Aim of the task:
Examine the material below. Gather every line in which the string "Proportion" appears.

● ● ● ●

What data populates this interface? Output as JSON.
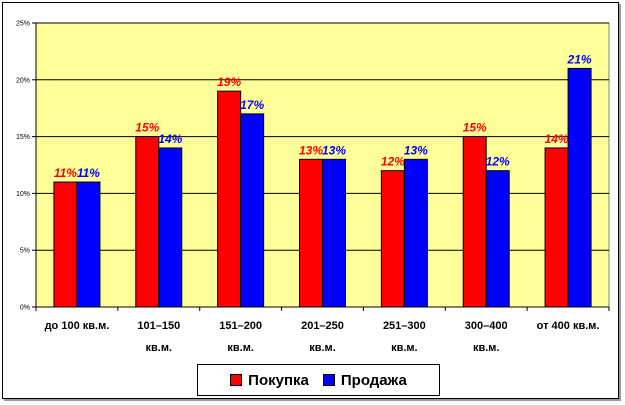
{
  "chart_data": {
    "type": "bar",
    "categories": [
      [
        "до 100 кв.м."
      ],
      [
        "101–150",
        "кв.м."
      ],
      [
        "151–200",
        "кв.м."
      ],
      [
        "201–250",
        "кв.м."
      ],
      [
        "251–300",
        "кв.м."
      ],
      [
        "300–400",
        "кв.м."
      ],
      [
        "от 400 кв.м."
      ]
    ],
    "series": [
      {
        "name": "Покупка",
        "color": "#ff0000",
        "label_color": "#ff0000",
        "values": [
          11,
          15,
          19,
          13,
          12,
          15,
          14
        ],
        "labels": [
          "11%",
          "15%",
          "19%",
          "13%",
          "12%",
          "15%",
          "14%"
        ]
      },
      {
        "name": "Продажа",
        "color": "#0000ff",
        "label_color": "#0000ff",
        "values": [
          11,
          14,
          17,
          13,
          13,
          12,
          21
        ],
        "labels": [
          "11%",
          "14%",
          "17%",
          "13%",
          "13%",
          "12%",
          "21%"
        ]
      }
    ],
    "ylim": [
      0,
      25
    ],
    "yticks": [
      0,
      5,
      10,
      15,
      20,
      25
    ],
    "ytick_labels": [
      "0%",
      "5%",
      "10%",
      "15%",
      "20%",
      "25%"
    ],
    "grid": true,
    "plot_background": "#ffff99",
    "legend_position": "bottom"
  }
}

● ● ● ●

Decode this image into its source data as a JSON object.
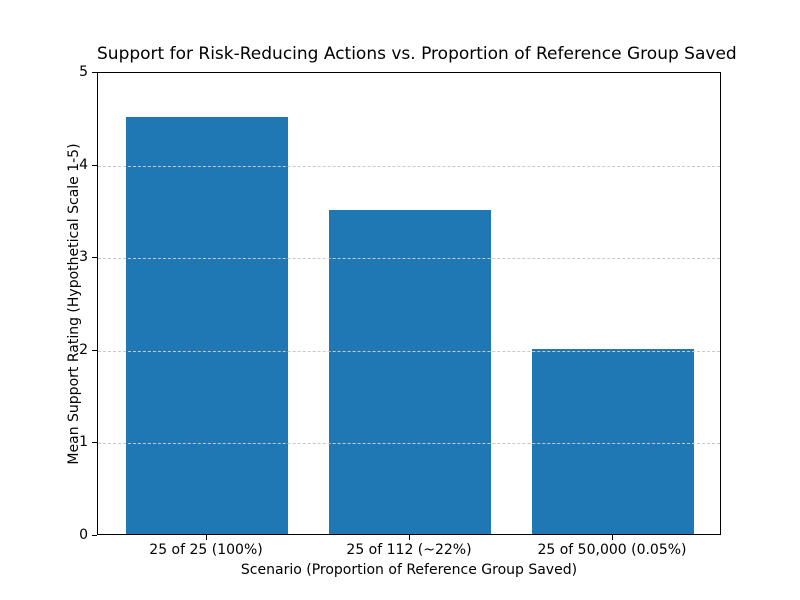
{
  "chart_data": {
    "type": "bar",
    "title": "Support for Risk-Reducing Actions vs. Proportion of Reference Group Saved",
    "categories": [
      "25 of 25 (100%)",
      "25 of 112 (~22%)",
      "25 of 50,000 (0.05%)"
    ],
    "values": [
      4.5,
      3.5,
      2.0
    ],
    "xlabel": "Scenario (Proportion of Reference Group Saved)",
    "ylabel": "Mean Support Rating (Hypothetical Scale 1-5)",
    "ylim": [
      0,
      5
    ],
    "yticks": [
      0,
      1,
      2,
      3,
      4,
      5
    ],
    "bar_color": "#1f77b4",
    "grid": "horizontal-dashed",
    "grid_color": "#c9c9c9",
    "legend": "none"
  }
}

● ● ● ●

Solution to this task:
    "title": "Support for Risk-Reducing Actions vs. Proportion of Reference Group Saved",
    "xlabel": "Scenario (Proportion of Reference Group Saved)",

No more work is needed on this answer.